Problem description:
Wherever the string "Emission" appears in the listing, copy that line.

Listing:
::::::::

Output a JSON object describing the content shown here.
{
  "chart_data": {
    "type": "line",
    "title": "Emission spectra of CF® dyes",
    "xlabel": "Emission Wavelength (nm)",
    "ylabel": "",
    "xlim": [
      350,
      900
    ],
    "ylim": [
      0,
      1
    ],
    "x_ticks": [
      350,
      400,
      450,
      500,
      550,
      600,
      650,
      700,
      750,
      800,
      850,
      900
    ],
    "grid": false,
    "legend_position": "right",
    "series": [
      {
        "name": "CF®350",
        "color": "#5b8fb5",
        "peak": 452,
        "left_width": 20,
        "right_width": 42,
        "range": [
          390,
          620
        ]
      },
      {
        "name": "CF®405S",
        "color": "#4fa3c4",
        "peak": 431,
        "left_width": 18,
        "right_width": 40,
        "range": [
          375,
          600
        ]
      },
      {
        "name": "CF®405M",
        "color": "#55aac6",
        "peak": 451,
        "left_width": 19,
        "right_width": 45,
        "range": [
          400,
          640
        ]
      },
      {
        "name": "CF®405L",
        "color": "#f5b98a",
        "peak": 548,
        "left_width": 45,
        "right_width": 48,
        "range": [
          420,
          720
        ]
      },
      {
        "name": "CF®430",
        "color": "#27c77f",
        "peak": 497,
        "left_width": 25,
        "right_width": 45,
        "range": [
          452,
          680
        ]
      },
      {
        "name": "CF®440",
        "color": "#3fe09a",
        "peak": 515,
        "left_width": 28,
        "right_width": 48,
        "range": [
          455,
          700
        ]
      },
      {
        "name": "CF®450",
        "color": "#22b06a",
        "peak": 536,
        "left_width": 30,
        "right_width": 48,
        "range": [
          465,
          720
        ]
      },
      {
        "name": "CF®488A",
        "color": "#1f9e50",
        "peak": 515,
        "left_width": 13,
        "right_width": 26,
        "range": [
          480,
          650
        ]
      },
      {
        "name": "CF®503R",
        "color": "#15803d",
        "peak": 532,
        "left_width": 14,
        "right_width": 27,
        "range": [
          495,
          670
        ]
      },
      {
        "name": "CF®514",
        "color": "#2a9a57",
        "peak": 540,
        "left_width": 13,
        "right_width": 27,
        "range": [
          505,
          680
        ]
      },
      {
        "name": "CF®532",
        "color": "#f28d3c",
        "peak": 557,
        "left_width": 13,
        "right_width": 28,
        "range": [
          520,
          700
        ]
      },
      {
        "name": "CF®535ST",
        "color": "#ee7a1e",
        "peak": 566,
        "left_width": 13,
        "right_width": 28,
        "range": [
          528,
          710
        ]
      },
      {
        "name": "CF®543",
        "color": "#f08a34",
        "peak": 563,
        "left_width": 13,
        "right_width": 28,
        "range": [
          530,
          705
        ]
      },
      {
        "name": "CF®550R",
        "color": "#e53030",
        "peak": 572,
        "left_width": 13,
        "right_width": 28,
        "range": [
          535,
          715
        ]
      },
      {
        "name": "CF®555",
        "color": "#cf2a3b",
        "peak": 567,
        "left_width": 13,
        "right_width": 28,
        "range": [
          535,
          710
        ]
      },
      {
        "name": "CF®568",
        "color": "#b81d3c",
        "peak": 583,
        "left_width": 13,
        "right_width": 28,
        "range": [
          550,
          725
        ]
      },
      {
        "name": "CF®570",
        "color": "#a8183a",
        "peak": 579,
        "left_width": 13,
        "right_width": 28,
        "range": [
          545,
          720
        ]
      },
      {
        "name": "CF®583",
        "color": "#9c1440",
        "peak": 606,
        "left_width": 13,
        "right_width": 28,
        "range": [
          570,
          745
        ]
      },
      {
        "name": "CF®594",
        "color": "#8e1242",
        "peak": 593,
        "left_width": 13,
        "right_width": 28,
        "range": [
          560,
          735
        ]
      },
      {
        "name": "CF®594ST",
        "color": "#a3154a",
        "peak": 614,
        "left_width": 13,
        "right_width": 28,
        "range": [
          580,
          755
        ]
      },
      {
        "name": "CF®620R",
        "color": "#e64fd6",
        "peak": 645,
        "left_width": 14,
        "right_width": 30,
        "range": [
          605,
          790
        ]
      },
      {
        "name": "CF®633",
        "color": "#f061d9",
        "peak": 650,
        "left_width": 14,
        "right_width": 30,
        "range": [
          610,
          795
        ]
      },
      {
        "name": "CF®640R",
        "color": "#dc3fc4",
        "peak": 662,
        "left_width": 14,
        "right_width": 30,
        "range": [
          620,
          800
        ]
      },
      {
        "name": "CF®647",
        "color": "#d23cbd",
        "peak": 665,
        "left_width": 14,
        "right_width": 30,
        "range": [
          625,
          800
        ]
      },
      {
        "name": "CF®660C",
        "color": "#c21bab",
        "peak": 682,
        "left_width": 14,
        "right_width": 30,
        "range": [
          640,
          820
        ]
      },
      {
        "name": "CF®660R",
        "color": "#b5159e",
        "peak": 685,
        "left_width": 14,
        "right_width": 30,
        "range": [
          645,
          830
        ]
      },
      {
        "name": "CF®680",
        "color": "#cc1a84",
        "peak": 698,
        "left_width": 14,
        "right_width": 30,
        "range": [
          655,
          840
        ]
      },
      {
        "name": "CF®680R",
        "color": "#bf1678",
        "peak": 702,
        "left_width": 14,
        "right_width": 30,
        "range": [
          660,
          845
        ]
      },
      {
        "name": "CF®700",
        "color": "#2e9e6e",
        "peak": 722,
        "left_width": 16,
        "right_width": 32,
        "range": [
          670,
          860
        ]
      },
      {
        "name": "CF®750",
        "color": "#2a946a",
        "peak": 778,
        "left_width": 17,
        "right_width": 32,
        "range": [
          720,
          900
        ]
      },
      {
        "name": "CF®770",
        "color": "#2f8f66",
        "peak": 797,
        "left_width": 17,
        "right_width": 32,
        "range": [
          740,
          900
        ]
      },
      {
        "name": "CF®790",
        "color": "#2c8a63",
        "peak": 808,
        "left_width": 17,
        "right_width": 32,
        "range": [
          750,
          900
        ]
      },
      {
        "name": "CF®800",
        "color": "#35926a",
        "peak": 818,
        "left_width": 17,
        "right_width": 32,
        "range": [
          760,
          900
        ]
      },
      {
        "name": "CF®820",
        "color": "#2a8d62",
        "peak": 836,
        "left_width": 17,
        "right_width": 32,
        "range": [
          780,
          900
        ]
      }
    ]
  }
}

::::::::

Problem solution:
    "title": "Emission spectra of CF® dyes",
    "xlabel": "Emission Wavelength (nm)",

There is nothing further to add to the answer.